> _What is asked_: Skip the pictures and repeat each line of the data exactly.

[Stored entries]

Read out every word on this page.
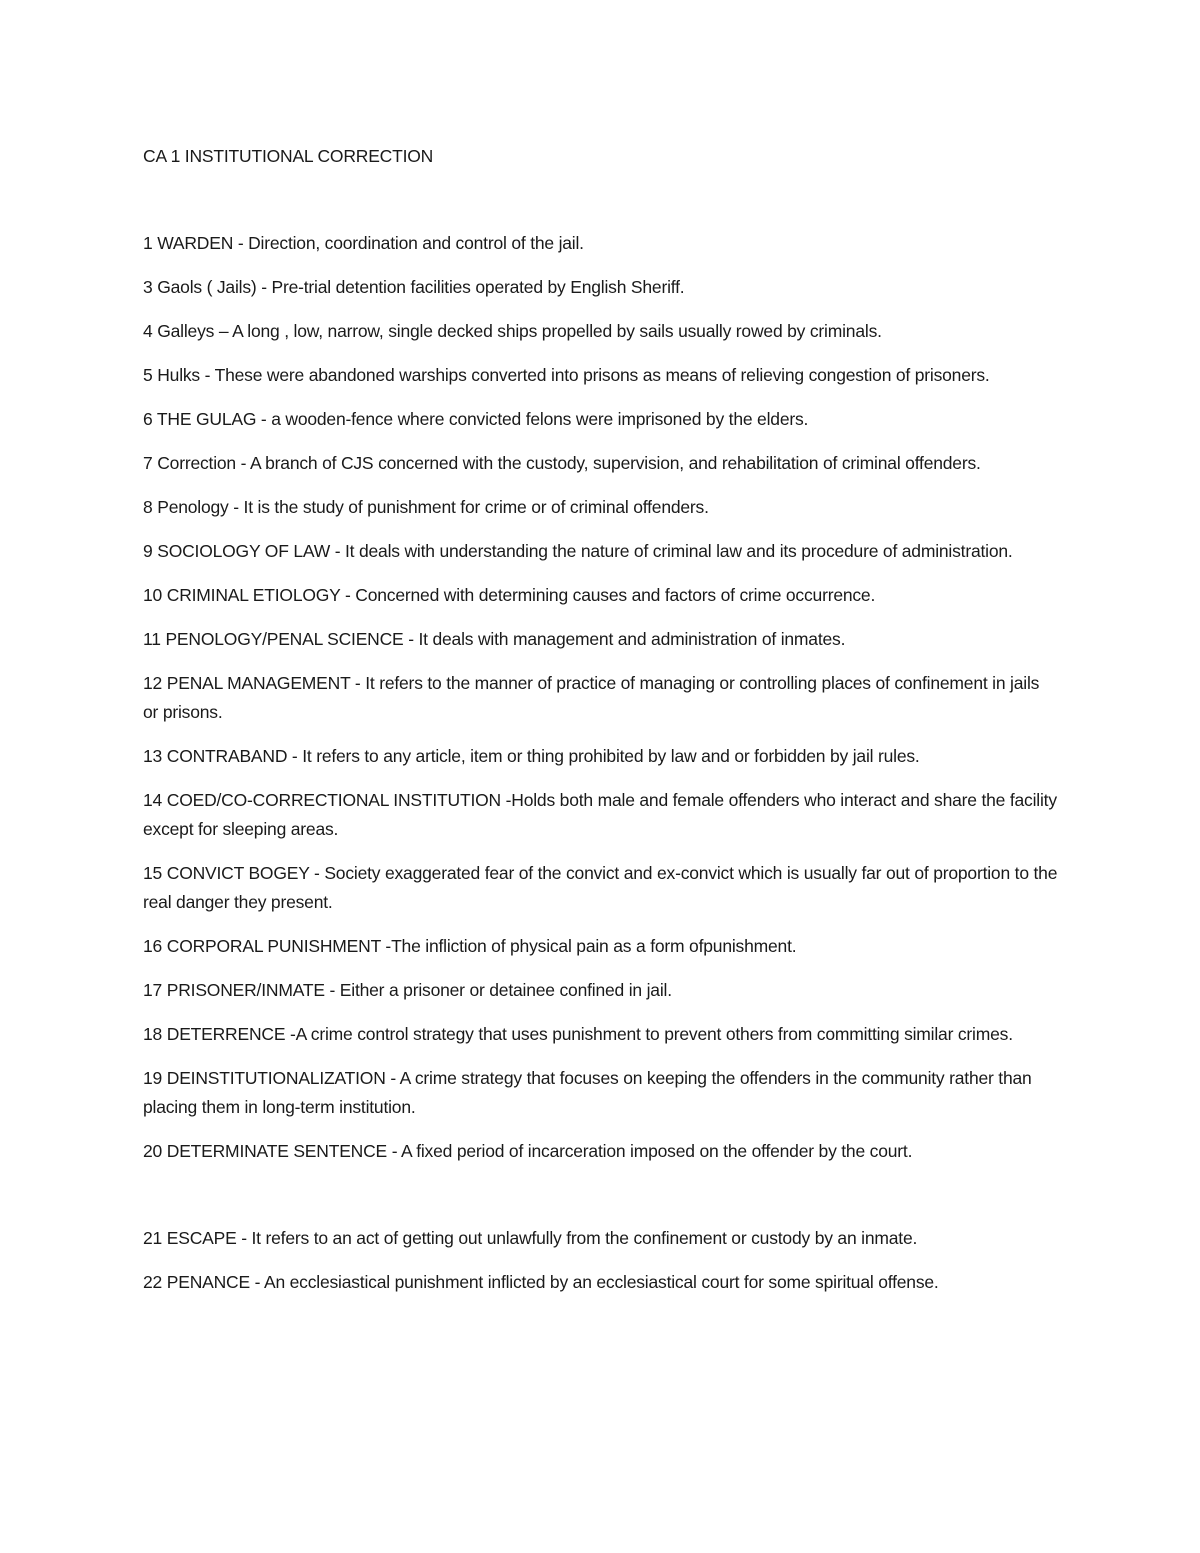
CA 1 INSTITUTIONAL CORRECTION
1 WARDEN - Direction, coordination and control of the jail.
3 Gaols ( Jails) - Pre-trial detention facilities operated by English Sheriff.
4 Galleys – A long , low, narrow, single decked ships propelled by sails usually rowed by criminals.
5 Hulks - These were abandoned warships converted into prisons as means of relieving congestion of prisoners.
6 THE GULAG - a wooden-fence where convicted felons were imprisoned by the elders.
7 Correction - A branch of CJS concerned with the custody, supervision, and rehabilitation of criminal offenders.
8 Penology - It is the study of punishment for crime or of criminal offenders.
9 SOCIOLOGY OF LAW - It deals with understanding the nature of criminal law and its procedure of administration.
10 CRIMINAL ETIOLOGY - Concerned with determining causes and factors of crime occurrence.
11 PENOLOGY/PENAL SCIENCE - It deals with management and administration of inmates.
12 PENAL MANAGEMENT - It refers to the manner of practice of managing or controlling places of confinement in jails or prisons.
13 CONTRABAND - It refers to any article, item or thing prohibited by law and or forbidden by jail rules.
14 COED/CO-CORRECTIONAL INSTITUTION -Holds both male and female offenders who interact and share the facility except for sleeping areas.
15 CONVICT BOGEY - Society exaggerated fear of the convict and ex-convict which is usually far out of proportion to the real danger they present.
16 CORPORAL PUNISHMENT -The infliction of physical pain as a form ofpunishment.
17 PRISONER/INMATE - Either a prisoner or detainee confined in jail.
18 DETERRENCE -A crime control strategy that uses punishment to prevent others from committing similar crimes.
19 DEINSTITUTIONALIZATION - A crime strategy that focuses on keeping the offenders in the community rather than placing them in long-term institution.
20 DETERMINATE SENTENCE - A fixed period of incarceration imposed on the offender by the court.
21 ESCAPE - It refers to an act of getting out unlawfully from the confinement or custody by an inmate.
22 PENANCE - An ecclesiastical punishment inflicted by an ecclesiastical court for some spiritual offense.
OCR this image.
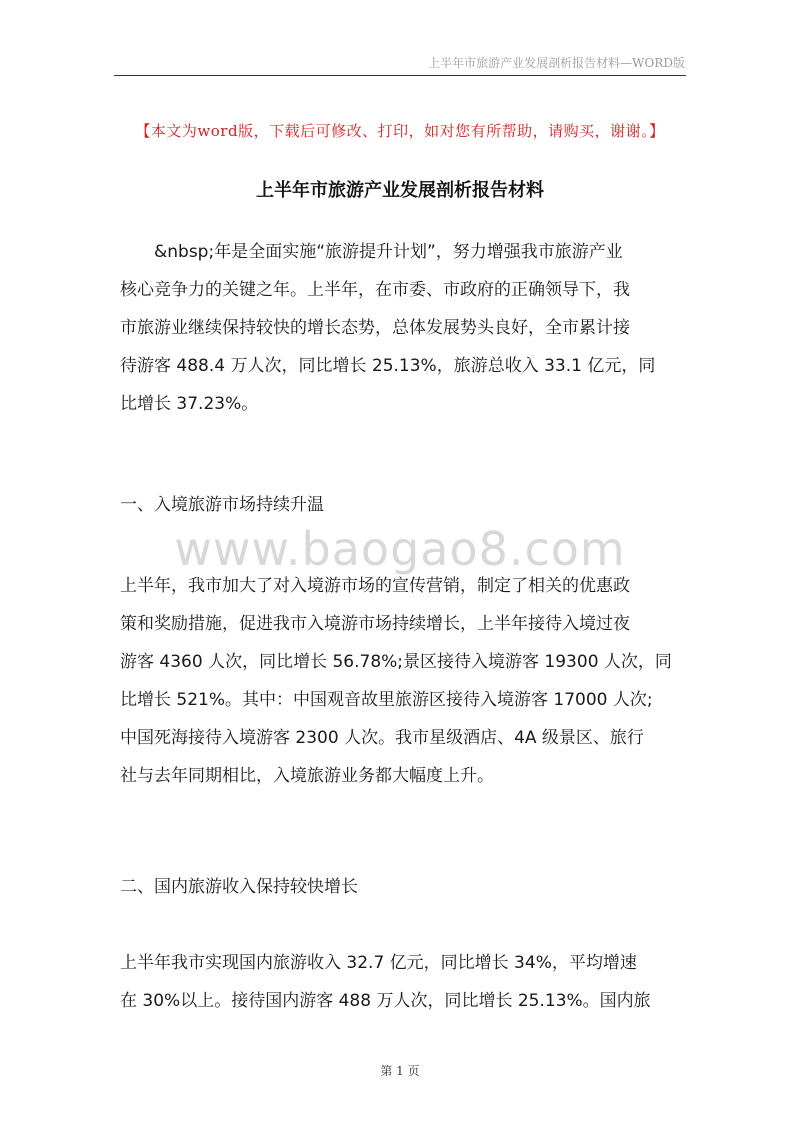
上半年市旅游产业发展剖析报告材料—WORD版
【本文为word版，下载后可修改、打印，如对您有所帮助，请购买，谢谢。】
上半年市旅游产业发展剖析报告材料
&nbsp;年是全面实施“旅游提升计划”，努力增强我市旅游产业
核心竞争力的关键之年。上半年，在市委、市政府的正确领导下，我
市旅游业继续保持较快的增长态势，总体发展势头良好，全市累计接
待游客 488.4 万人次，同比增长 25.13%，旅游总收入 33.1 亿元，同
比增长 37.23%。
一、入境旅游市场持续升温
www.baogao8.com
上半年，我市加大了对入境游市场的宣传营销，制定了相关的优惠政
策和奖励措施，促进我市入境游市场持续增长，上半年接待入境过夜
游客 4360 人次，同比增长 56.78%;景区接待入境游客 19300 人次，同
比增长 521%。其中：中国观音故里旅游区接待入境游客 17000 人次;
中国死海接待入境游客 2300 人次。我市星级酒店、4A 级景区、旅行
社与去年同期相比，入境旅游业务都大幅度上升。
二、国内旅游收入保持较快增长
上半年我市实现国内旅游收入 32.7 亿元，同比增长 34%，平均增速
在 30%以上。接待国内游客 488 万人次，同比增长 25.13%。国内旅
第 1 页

> _Completed exercise_:
Read out every word on this page.
CA 1 INSTITUTIONAL CORRECTION
1 WARDEN - Direction, coordination and control of the jail.
3 Gaols ( Jails) - Pre-trial detention facilities operated by English Sheriff.
4 Galleys – A long , low, narrow, single decked ships propelled by sails usually rowed by criminals.
5 Hulks - These were abandoned warships converted into prisons as means of relieving congestion of prisoners.
6 THE GULAG - a wooden-fence where convicted felons were imprisoned by the elders.
7 Correction - A branch of CJS concerned with the custody, supervision, and rehabilitation of criminal offenders.
8 Penology - It is the study of punishment for crime or of criminal offenders.
9 SOCIOLOGY OF LAW - It deals with understanding the nature of criminal law and its procedure of administration.
10 CRIMINAL ETIOLOGY - Concerned with determining causes and factors of crime occurrence.
11 PENOLOGY/PENAL SCIENCE - It deals with management and administration of inmates.
12 PENAL MANAGEMENT - It refers to the manner of practice of managing or controlling places of confinement in jails or prisons.
13 CONTRABAND - It refers to any article, item or thing prohibited by law and or forbidden by jail rules.
14 COED/CO-CORRECTIONAL INSTITUTION -Holds both male and female offenders who interact and share the facility except for sleeping areas.
15 CONVICT BOGEY - Society exaggerated fear of the convict and ex-convict which is usually far out of proportion to the real danger they present.
16 CORPORAL PUNISHMENT -The infliction of physical pain as a form ofpunishment.
17 PRISONER/INMATE - Either a prisoner or detainee confined in jail.
18 DETERRENCE -A crime control strategy that uses punishment to prevent others from committing similar crimes.
19 DEINSTITUTIONALIZATION - A crime strategy that focuses on keeping the offenders in the community rather than placing them in long-term institution.
20 DETERMINATE SENTENCE - A fixed period of incarceration imposed on the offender by the court.
21 ESCAPE - It refers to an act of getting out unlawfully from the confinement or custody by an inmate.
22 PENANCE - An ecclesiastical punishment inflicted by an ecclesiastical court for some spiritual offense.
OCR this image.
上半年市旅游产业发展剖析报告材料—WORD版
【本文为word版，下载后可修改、打印，如对您有所帮助，请购买，谢谢。】
上半年市旅游产业发展剖析报告材料
&nbsp;年是全面实施“旅游提升计划”，努力增强我市旅游产业
核心竞争力的关键之年。上半年，在市委、市政府的正确领导下，我
市旅游业继续保持较快的增长态势，总体发展势头良好，全市累计接
待游客 488.4 万人次，同比增长 25.13%，旅游总收入 33.1 亿元，同
比增长 37.23%。
一、入境旅游市场持续升温
www.baogao8.com
上半年，我市加大了对入境游市场的宣传营销，制定了相关的优惠政
策和奖励措施，促进我市入境游市场持续增长，上半年接待入境过夜
游客 4360 人次，同比增长 56.78%;景区接待入境游客 19300 人次，同
比增长 521%。其中：中国观音故里旅游区接待入境游客 17000 人次;
中国死海接待入境游客 2300 人次。我市星级酒店、4A 级景区、旅行
社与去年同期相比，入境旅游业务都大幅度上升。
二、国内旅游收入保持较快增长
上半年我市实现国内旅游收入 32.7 亿元，同比增长 34%，平均增速
在 30%以上。接待国内游客 488 万人次，同比增长 25.13%。国内旅
第 1 页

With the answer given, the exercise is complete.